(Records from a data source)
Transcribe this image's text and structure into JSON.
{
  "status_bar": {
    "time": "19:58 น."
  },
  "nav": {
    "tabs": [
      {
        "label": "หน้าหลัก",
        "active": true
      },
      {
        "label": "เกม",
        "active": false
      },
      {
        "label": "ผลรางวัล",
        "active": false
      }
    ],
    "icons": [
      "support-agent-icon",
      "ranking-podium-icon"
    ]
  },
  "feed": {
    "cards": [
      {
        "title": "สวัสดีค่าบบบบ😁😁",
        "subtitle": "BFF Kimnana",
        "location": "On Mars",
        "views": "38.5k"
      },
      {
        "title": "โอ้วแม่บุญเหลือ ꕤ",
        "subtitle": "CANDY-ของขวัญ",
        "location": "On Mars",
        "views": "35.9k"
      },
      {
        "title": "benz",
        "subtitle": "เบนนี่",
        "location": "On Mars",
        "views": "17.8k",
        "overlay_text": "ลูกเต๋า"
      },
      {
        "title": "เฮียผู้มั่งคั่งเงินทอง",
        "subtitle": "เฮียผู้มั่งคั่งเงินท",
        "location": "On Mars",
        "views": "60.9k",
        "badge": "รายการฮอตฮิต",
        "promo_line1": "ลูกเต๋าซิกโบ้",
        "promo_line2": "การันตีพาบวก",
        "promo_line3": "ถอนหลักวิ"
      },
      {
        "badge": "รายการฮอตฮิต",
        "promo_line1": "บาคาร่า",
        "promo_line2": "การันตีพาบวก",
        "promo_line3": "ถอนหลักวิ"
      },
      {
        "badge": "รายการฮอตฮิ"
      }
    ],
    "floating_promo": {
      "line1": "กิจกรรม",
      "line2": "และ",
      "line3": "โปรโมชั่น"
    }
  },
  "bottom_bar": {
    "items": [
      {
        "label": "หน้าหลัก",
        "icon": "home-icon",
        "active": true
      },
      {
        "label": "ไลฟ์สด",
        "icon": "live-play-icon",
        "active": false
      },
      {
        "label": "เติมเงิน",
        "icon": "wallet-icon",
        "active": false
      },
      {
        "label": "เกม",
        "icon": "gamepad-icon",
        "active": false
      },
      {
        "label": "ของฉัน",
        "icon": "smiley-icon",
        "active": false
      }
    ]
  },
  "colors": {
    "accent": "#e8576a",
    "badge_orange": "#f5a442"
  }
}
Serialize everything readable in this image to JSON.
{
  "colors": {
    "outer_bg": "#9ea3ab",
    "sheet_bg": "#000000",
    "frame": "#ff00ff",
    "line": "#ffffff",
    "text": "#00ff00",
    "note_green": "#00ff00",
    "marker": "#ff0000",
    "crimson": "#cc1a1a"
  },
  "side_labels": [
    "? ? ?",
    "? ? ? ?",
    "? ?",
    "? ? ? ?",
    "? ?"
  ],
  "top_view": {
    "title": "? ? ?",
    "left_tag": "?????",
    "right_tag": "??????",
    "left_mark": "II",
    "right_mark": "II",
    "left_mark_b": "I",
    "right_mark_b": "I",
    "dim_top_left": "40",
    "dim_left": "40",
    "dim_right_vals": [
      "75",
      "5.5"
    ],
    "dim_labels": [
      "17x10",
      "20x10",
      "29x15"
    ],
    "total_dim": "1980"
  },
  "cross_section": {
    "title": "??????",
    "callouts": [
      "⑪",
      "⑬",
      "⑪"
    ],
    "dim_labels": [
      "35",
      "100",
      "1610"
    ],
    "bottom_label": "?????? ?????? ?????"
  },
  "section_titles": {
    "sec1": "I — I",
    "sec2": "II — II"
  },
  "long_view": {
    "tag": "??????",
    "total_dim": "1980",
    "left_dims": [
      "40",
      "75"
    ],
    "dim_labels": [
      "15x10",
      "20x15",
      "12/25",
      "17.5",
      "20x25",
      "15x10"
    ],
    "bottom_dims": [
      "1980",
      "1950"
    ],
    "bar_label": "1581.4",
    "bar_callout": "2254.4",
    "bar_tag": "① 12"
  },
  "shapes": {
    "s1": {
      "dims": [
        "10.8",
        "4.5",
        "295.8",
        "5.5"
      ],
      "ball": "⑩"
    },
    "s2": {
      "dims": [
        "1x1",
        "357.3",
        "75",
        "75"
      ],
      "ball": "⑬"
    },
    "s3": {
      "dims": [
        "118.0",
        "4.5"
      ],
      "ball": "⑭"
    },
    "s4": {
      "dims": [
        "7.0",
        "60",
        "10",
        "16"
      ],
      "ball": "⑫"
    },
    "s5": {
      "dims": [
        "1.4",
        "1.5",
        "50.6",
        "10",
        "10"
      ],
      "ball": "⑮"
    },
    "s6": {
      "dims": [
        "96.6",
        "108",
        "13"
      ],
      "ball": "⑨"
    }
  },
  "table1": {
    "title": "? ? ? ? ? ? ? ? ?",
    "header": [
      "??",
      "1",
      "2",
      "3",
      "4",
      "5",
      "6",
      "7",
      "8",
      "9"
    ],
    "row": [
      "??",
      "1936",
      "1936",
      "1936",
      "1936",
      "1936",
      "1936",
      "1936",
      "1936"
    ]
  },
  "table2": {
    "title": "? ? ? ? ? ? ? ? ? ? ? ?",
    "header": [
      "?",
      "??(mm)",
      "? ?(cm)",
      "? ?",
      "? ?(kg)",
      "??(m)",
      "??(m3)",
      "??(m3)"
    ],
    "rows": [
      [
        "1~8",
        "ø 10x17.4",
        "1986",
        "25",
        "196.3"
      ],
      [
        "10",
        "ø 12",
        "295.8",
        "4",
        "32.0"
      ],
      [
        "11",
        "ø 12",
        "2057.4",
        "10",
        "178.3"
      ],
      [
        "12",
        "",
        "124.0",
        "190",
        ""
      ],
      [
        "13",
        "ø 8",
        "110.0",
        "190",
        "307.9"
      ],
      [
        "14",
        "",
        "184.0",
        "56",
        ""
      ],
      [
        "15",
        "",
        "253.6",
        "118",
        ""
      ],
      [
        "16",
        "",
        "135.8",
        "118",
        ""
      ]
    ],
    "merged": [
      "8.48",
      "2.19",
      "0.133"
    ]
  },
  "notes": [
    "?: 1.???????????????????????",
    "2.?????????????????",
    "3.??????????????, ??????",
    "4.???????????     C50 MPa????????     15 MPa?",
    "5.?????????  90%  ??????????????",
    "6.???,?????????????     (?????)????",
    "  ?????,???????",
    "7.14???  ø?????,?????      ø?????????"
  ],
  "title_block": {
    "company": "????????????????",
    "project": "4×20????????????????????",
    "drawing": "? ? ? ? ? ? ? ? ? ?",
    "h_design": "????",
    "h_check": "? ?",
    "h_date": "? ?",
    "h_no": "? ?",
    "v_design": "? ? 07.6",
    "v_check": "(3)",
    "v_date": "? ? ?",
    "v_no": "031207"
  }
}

* STATED GOAL *
Please quote the records above exactly, without skipping a line.

* FULL OUTPUT *
Transcribe this image's text and structure into JSON.
{
  "status_bar": {
    "time": "19:58 น."
  },
  "nav": {
    "tabs": [
      {
        "label": "หน้าหลัก",
        "active": true
      },
      {
        "label": "เกม",
        "active": false
      },
      {
        "label": "ผลรางวัล",
        "active": false
      }
    ],
    "icons": [
      "support-agent-icon",
      "ranking-podium-icon"
    ]
  },
  "feed": {
    "cards": [
      {
        "title": "สวัสดีค่าบบบบ😁😁",
        "subtitle": "BFF Kimnana",
        "location": "On Mars",
        "views": "38.5k"
      },
      {
        "title": "โอ้วแม่บุญเหลือ ꕤ",
        "subtitle": "CANDY-ของขวัญ",
        "location": "On Mars",
        "views": "35.9k"
      },
      {
        "title": "benz",
        "subtitle": "เบนนี่",
        "location": "On Mars",
        "views": "17.8k",
        "overlay_text": "ลูกเต๋า"
      },
      {
        "title": "เฮียผู้มั่งคั่งเงินทอง",
        "subtitle": "เฮียผู้มั่งคั่งเงินท",
        "location": "On Mars",
        "views": "60.9k",
        "badge": "รายการฮอตฮิต",
        "promo_line1": "ลูกเต๋าซิกโบ้",
        "promo_line2": "การันตีพาบวก",
        "promo_line3": "ถอนหลักวิ"
      },
      {
        "badge": "รายการฮอตฮิต",
        "promo_line1": "บาคาร่า",
        "promo_line2": "การันตีพาบวก",
        "promo_line3": "ถอนหลักวิ"
      },
      {
        "badge": "รายการฮอตฮิ"
      }
    ],
    "floating_promo": {
      "line1": "กิจกรรม",
      "line2": "และ",
      "line3": "โปรโมชั่น"
    }
  },
  "bottom_bar": {
    "items": [
      {
        "label": "หน้าหลัก",
        "icon": "home-icon",
        "active": true
      },
      {
        "label": "ไลฟ์สด",
        "icon": "live-play-icon",
        "active": false
      },
      {
        "label": "เติมเงิน",
        "icon": "wallet-icon",
        "active": false
      },
      {
        "label": "เกม",
        "icon": "gamepad-icon",
        "active": false
      },
      {
        "label": "ของฉัน",
        "icon": "smiley-icon",
        "active": false
      }
    ]
  },
  "colors": {
    "accent": "#e8576a",
    "badge_orange": "#f5a442"
  }
}
Serialize everything readable in this image to JSON.
{
  "colors": {
    "outer_bg": "#9ea3ab",
    "sheet_bg": "#000000",
    "frame": "#ff00ff",
    "line": "#ffffff",
    "text": "#00ff00",
    "note_green": "#00ff00",
    "marker": "#ff0000",
    "crimson": "#cc1a1a"
  },
  "side_labels": [
    "? ? ?",
    "? ? ? ?",
    "? ?",
    "? ? ? ?",
    "? ?"
  ],
  "top_view": {
    "title": "? ? ?",
    "left_tag": "?????",
    "right_tag": "??????",
    "left_mark": "II",
    "right_mark": "II",
    "left_mark_b": "I",
    "right_mark_b": "I",
    "dim_top_left": "40",
    "dim_left": "40",
    "dim_right_vals": [
      "75",
      "5.5"
    ],
    "dim_labels": [
      "17x10",
      "20x10",
      "29x15"
    ],
    "total_dim": "1980"
  },
  "cross_section": {
    "title": "??????",
    "callouts": [
      "⑪",
      "⑬",
      "⑪"
    ],
    "dim_labels": [
      "35",
      "100",
      "1610"
    ],
    "bottom_label": "?????? ?????? ?????"
  },
  "section_titles": {
    "sec1": "I — I",
    "sec2": "II — II"
  },
  "long_view": {
    "tag": "??????",
    "total_dim": "1980",
    "left_dims": [
      "40",
      "75"
    ],
    "dim_labels": [
      "15x10",
      "20x15",
      "12/25",
      "17.5",
      "20x25",
      "15x10"
    ],
    "bottom_dims": [
      "1980",
      "1950"
    ],
    "bar_label": "1581.4",
    "bar_callout": "2254.4",
    "bar_tag": "① 12"
  },
  "shapes": {
    "s1": {
      "dims": [
        "10.8",
        "4.5",
        "295.8",
        "5.5"
      ],
      "ball": "⑩"
    },
    "s2": {
      "dims": [
        "1x1",
        "357.3",
        "75",
        "75"
      ],
      "ball": "⑬"
    },
    "s3": {
      "dims": [
        "118.0",
        "4.5"
      ],
      "ball": "⑭"
    },
    "s4": {
      "dims": [
        "7.0",
        "60",
        "10",
        "16"
      ],
      "ball": "⑫"
    },
    "s5": {
      "dims": [
        "1.4",
        "1.5",
        "50.6",
        "10",
        "10"
      ],
      "ball": "⑮"
    },
    "s6": {
      "dims": [
        "96.6",
        "108",
        "13"
      ],
      "ball": "⑨"
    }
  },
  "table1": {
    "title": "? ? ? ? ? ? ? ? ?",
    "header": [
      "??",
      "1",
      "2",
      "3",
      "4",
      "5",
      "6",
      "7",
      "8",
      "9"
    ],
    "row": [
      "??",
      "1936",
      "1936",
      "1936",
      "1936",
      "1936",
      "1936",
      "1936",
      "1936"
    ]
  },
  "table2": {
    "title": "? ? ? ? ? ? ? ? ? ? ? ?",
    "header": [
      "?",
      "??(mm)",
      "? ?(cm)",
      "? ?",
      "? ?(kg)",
      "??(m)",
      "??(m3)",
      "??(m3)"
    ],
    "rows": [
      [
        "1~8",
        "ø 10x17.4",
        "1986",
        "25",
        "196.3"
      ],
      [
        "10",
        "ø 12",
        "295.8",
        "4",
        "32.0"
      ],
      [
        "11",
        "ø 12",
        "2057.4",
        "10",
        "178.3"
      ],
      [
        "12",
        "",
        "124.0",
        "190",
        ""
      ],
      [
        "13",
        "ø 8",
        "110.0",
        "190",
        "307.9"
      ],
      [
        "14",
        "",
        "184.0",
        "56",
        ""
      ],
      [
        "15",
        "",
        "253.6",
        "118",
        ""
      ],
      [
        "16",
        "",
        "135.8",
        "118",
        ""
      ]
    ],
    "merged": [
      "8.48",
      "2.19",
      "0.133"
    ]
  },
  "notes": [
    "?: 1.???????????????????????",
    "2.?????????????????",
    "3.??????????????, ??????",
    "4.???????????     C50 MPa????????     15 MPa?",
    "5.?????????  90%  ??????????????",
    "6.???,?????????????     (?????)????",
    "  ?????,???????",
    "7.14???  ø?????,?????      ø?????????"
  ],
  "title_block": {
    "company": "????????????????",
    "project": "4×20????????????????????",
    "drawing": "? ? ? ? ? ? ? ? ? ?",
    "h_design": "????",
    "h_check": "? ?",
    "h_date": "? ?",
    "h_no": "? ?",
    "v_design": "? ? 07.6",
    "v_check": "(3)",
    "v_date": "? ? ?",
    "v_no": "031207"
  }
}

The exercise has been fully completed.